Check each line of the entries below for the string "name"; copy every line where it appears.

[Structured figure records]

= = = = =

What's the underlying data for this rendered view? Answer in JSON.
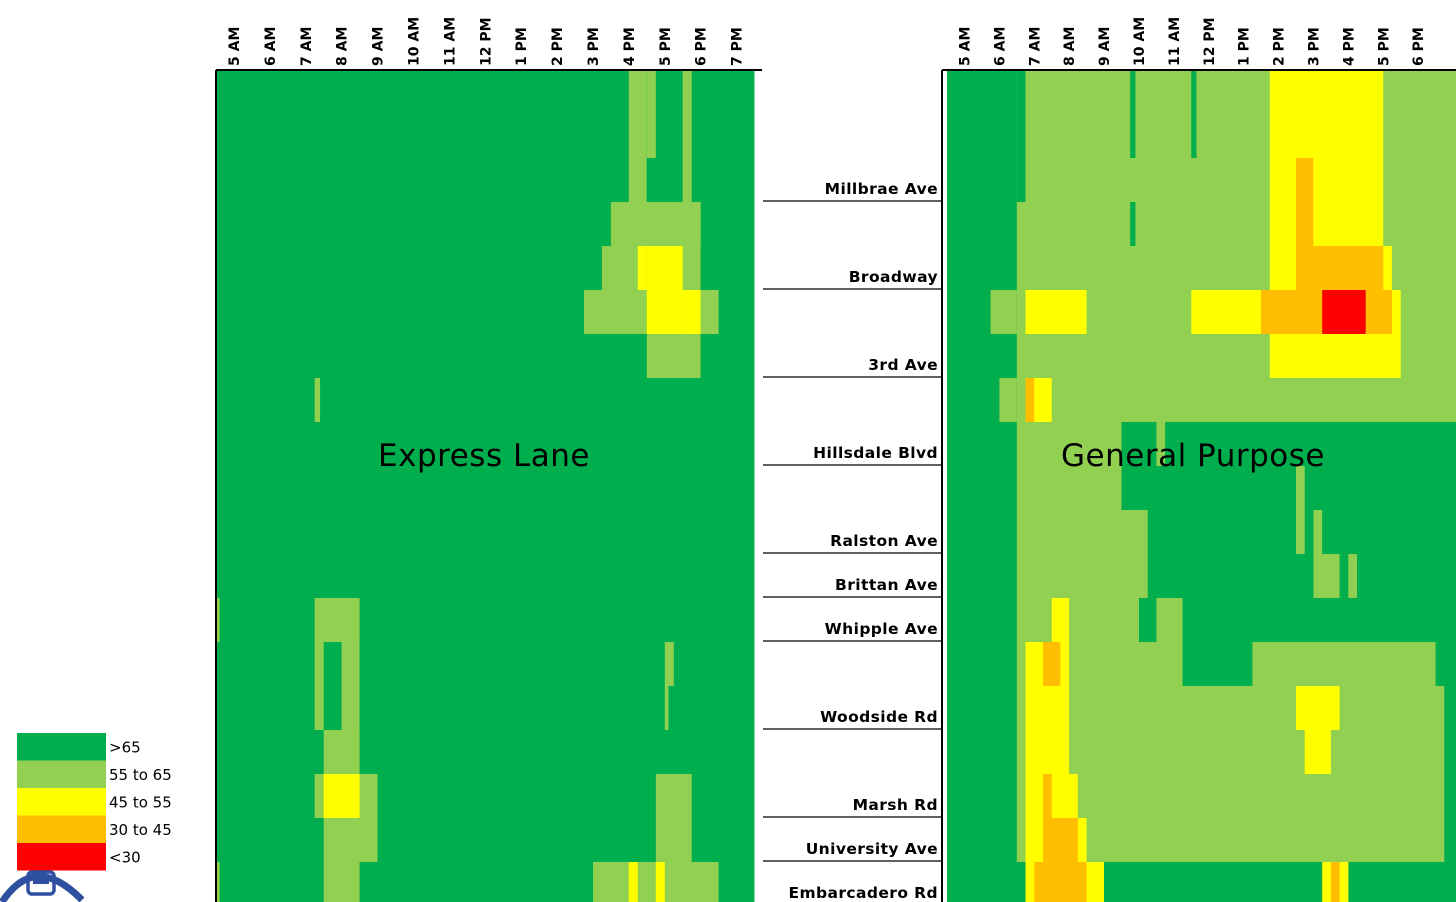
{
  "colors": {
    "gt65": "#00ae4d",
    "55to65": "#92d051",
    "45to55": "#ffff00",
    "30to45": "#ffbf00",
    "lt30": "#ff0000",
    "logo_blue": "#2f4fa0"
  },
  "chart_data": {
    "type": "heatmap",
    "time_labels": [
      "5 AM",
      "6 AM",
      "7 AM",
      "8 AM",
      "9 AM",
      "10 AM",
      "11 AM",
      "12 PM",
      "1 PM",
      "2 PM",
      "3 PM",
      "4 PM",
      "5 PM",
      "6 PM",
      "7 PM"
    ],
    "locations": [
      "Millbrae Ave",
      "Broadway",
      "3rd Ave",
      "Hillsdale Blvd",
      "Ralston Ave",
      "Brittan Ave",
      "Whipple Ave",
      "Woodside Rd",
      "Marsh Rd",
      "University Ave",
      "Embarcadero Rd"
    ],
    "legend": [
      {
        "key": "gt65",
        "label": ">65"
      },
      {
        "key": "55to65",
        "label": "55 to 65"
      },
      {
        "key": "45to55",
        "label": "45 to 55"
      },
      {
        "key": "30to45",
        "label": "30 to 45"
      },
      {
        "key": "lt30",
        "label": "<30"
      }
    ],
    "panels": [
      {
        "name": "Express Lane",
        "rects": [
          {
            "t0": 11.5,
            "t1": 12.0,
            "r0": 0,
            "r1": 3,
            "c": "55to65"
          },
          {
            "t0": 12.0,
            "t1": 12.25,
            "r0": 0,
            "r1": 2,
            "c": "55to65"
          },
          {
            "t0": 13.0,
            "t1": 13.25,
            "r0": 0,
            "r1": 3,
            "c": "55to65"
          },
          {
            "t0": 11.0,
            "t1": 13.5,
            "r0": 3,
            "r1": 4,
            "c": "55to65"
          },
          {
            "t0": 10.75,
            "t1": 13.5,
            "r0": 4,
            "r1": 5,
            "c": "55to65"
          },
          {
            "t0": 10.25,
            "t1": 14.0,
            "r0": 5,
            "r1": 6,
            "c": "55to65"
          },
          {
            "t0": 12.0,
            "t1": 13.0,
            "r0": 4,
            "r1": 5,
            "c": "45to55"
          },
          {
            "t0": 12.0,
            "t1": 13.0,
            "r0": 5,
            "r1": 6,
            "c": "45to55"
          },
          {
            "t0": 11.75,
            "t1": 12.0,
            "r0": 4,
            "r1": 5,
            "c": "45to55"
          },
          {
            "t0": 13.0,
            "t1": 13.5,
            "r0": 5,
            "r1": 6,
            "c": "45to55"
          },
          {
            "t0": 12.0,
            "t1": 13.5,
            "r0": 6,
            "r1": 7,
            "c": "55to65"
          },
          {
            "t0": 2.75,
            "t1": 2.9,
            "r0": 7,
            "r1": 8,
            "c": "55to65"
          },
          {
            "t0": 0.0,
            "t1": 0.1,
            "r0": 12,
            "r1": 13,
            "c": "55to65"
          },
          {
            "t0": 2.75,
            "t1": 4.0,
            "r0": 12,
            "r1": 13,
            "c": "55to65"
          },
          {
            "t0": 2.75,
            "t1": 3.0,
            "r0": 13,
            "r1": 15,
            "c": "55to65"
          },
          {
            "t0": 3.5,
            "t1": 4.0,
            "r0": 13,
            "r1": 15,
            "c": "55to65"
          },
          {
            "t0": 12.5,
            "t1": 12.75,
            "r0": 13,
            "r1": 14,
            "c": "55to65"
          },
          {
            "t0": 12.5,
            "t1": 12.6,
            "r0": 14,
            "r1": 15,
            "c": "55to65"
          },
          {
            "t0": 3.0,
            "t1": 4.0,
            "r0": 15,
            "r1": 16,
            "c": "55to65"
          },
          {
            "t0": 2.75,
            "t1": 4.5,
            "r0": 16,
            "r1": 17,
            "c": "55to65"
          },
          {
            "t0": 3.0,
            "t1": 4.0,
            "r0": 16,
            "r1": 17,
            "c": "45to55"
          },
          {
            "t0": 12.25,
            "t1": 13.25,
            "r0": 16,
            "r1": 17,
            "c": "55to65"
          },
          {
            "t0": 3.0,
            "t1": 4.5,
            "r0": 17,
            "r1": 18,
            "c": "55to65"
          },
          {
            "t0": 12.25,
            "t1": 13.25,
            "r0": 17,
            "r1": 18,
            "c": "55to65"
          },
          {
            "t0": 0.0,
            "t1": 0.1,
            "r0": 18,
            "r1": 19,
            "c": "55to65"
          },
          {
            "t0": 3.0,
            "t1": 4.0,
            "r0": 18,
            "r1": 19,
            "c": "55to65"
          },
          {
            "t0": 10.5,
            "t1": 14.0,
            "r0": 18,
            "r1": 19,
            "c": "55to65"
          },
          {
            "t0": 11.5,
            "t1": 11.75,
            "r0": 18,
            "r1": 19,
            "c": "45to55"
          },
          {
            "t0": 12.25,
            "t1": 12.5,
            "r0": 18,
            "r1": 19,
            "c": "45to55"
          }
        ]
      },
      {
        "name": "General Purpose",
        "rects": [
          {
            "t0": 2.0,
            "t1": 15.0,
            "r0": 0,
            "r1": 18,
            "c": "55to65"
          },
          {
            "t0": 1.25,
            "t1": 2.0,
            "r0": 5,
            "r1": 6,
            "c": "55to65"
          },
          {
            "t0": 1.5,
            "t1": 2.0,
            "r0": 7,
            "r1": 8,
            "c": "55to65"
          },
          {
            "t0": 2.0,
            "t1": 2.25,
            "r0": 0,
            "r1": 3,
            "c": "gt65"
          },
          {
            "t0": 5.25,
            "t1": 5.4,
            "r0": 0,
            "r1": 2,
            "c": "gt65"
          },
          {
            "t0": 5.25,
            "t1": 5.4,
            "r0": 3,
            "r1": 4,
            "c": "gt65"
          },
          {
            "t0": 7.0,
            "t1": 7.15,
            "r0": 0,
            "r1": 2,
            "c": "gt65"
          },
          {
            "t0": 5.0,
            "t1": 6.0,
            "r0": 8,
            "r1": 9,
            "c": "gt65"
          },
          {
            "t0": 6.25,
            "t1": 15.0,
            "r0": 8,
            "r1": 9,
            "c": "gt65"
          },
          {
            "t0": 5.0,
            "t1": 15.0,
            "r0": 9,
            "r1": 10,
            "c": "gt65"
          },
          {
            "t0": 5.75,
            "t1": 15.0,
            "r0": 10,
            "r1": 12,
            "c": "gt65"
          },
          {
            "t0": 5.5,
            "t1": 6.0,
            "r0": 12,
            "r1": 13,
            "c": "gt65"
          },
          {
            "t0": 6.75,
            "t1": 15.0,
            "r0": 12,
            "r1": 13,
            "c": "gt65"
          },
          {
            "t0": 6.75,
            "t1": 8.75,
            "r0": 13,
            "r1": 14,
            "c": "gt65"
          },
          {
            "t0": 14.0,
            "t1": 15.0,
            "r0": 13,
            "r1": 14,
            "c": "gt65"
          },
          {
            "t0": 10.0,
            "t1": 10.25,
            "r0": 9,
            "r1": 11,
            "c": "55to65"
          },
          {
            "t0": 10.5,
            "t1": 10.75,
            "r0": 10,
            "r1": 11,
            "c": "55to65"
          },
          {
            "t0": 10.5,
            "t1": 11.0,
            "r0": 11,
            "r1": 12,
            "c": "55to65"
          },
          {
            "t0": 11.0,
            "t1": 11.25,
            "r0": 11,
            "r1": 12,
            "c": "55to65"
          },
          {
            "t0": 11.5,
            "t1": 11.75,
            "r0": 11,
            "r1": 12,
            "c": "55to65"
          },
          {
            "t0": 14.25,
            "t1": 15.0,
            "r0": 14,
            "r1": 19,
            "c": "gt65"
          },
          {
            "t0": 9.25,
            "t1": 12.5,
            "r0": 0,
            "r1": 4,
            "c": "45to55"
          },
          {
            "t0": 10.0,
            "t1": 10.5,
            "r0": 2,
            "r1": 4,
            "c": "30to45"
          },
          {
            "t0": 9.25,
            "t1": 12.75,
            "r0": 4,
            "r1": 5,
            "c": "45to55"
          },
          {
            "t0": 10.0,
            "t1": 12.5,
            "r0": 4,
            "r1": 5,
            "c": "30to45"
          },
          {
            "t0": 2.25,
            "t1": 4.0,
            "r0": 5,
            "r1": 6,
            "c": "45to55"
          },
          {
            "t0": 7.0,
            "t1": 9.0,
            "r0": 5,
            "r1": 6,
            "c": "45to55"
          },
          {
            "t0": 9.0,
            "t1": 10.75,
            "r0": 5,
            "r1": 6,
            "c": "30to45"
          },
          {
            "t0": 10.75,
            "t1": 12.0,
            "r0": 5,
            "r1": 6,
            "c": "lt30"
          },
          {
            "t0": 12.0,
            "t1": 12.75,
            "r0": 5,
            "r1": 6,
            "c": "30to45"
          },
          {
            "t0": 12.75,
            "t1": 13.0,
            "r0": 5,
            "r1": 6,
            "c": "45to55"
          },
          {
            "t0": 9.25,
            "t1": 13.0,
            "r0": 6,
            "r1": 7,
            "c": "45to55"
          },
          {
            "t0": 2.25,
            "t1": 3.0,
            "r0": 7,
            "r1": 8,
            "c": "45to55"
          },
          {
            "t0": 2.25,
            "t1": 2.5,
            "r0": 7,
            "r1": 8,
            "c": "30to45"
          },
          {
            "t0": 3.0,
            "t1": 3.5,
            "r0": 12,
            "r1": 13,
            "c": "45to55"
          },
          {
            "t0": 2.25,
            "t1": 3.5,
            "r0": 13,
            "r1": 14,
            "c": "45to55"
          },
          {
            "t0": 2.75,
            "t1": 3.25,
            "r0": 13,
            "r1": 14,
            "c": "30to45"
          },
          {
            "t0": 2.25,
            "t1": 3.5,
            "r0": 14,
            "r1": 15,
            "c": "45to55"
          },
          {
            "t0": 10.0,
            "t1": 11.25,
            "r0": 14,
            "r1": 15,
            "c": "45to55"
          },
          {
            "t0": 2.25,
            "t1": 3.5,
            "r0": 15,
            "r1": 16,
            "c": "45to55"
          },
          {
            "t0": 10.25,
            "t1": 11.0,
            "r0": 15,
            "r1": 16,
            "c": "45to55"
          },
          {
            "t0": 2.25,
            "t1": 3.75,
            "r0": 16,
            "r1": 17,
            "c": "45to55"
          },
          {
            "t0": 2.75,
            "t1": 3.0,
            "r0": 16,
            "r1": 17,
            "c": "30to45"
          },
          {
            "t0": 2.25,
            "t1": 4.0,
            "r0": 17,
            "r1": 18,
            "c": "45to55"
          },
          {
            "t0": 2.75,
            "t1": 3.75,
            "r0": 17,
            "r1": 18,
            "c": "30to45"
          },
          {
            "t0": 2.25,
            "t1": 4.5,
            "r0": 18,
            "r1": 19,
            "c": "45to55"
          },
          {
            "t0": 2.5,
            "t1": 4.0,
            "r0": 18,
            "r1": 19,
            "c": "30to45"
          },
          {
            "t0": 10.75,
            "t1": 11.5,
            "r0": 18,
            "r1": 19,
            "c": "45to55"
          },
          {
            "t0": 11.0,
            "t1": 11.25,
            "r0": 18,
            "r1": 19,
            "c": "30to45"
          },
          {
            "t0": 2.25,
            "t1": 2.5,
            "r0": 19,
            "r1": 20,
            "c": "45to55"
          },
          {
            "t0": 2.5,
            "t1": 3.25,
            "r0": 19,
            "r1": 20,
            "c": "30to45"
          },
          {
            "t0": 3.25,
            "t1": 3.75,
            "r0": 19,
            "r1": 20,
            "c": "45to55"
          },
          {
            "t0": 10.75,
            "t1": 11.5,
            "r0": 19,
            "r1": 20,
            "c": "45to55"
          },
          {
            "t0": 3.5,
            "t1": 4.5,
            "r0": 20,
            "r1": 21,
            "c": "45to55"
          },
          {
            "t0": 10.25,
            "t1": 12.5,
            "r0": 20,
            "r1": 21,
            "c": "45to55"
          }
        ]
      }
    ]
  }
}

= = = = =

■ Finished task:
        "name": "Express Lane",
        "name": "General Purpose",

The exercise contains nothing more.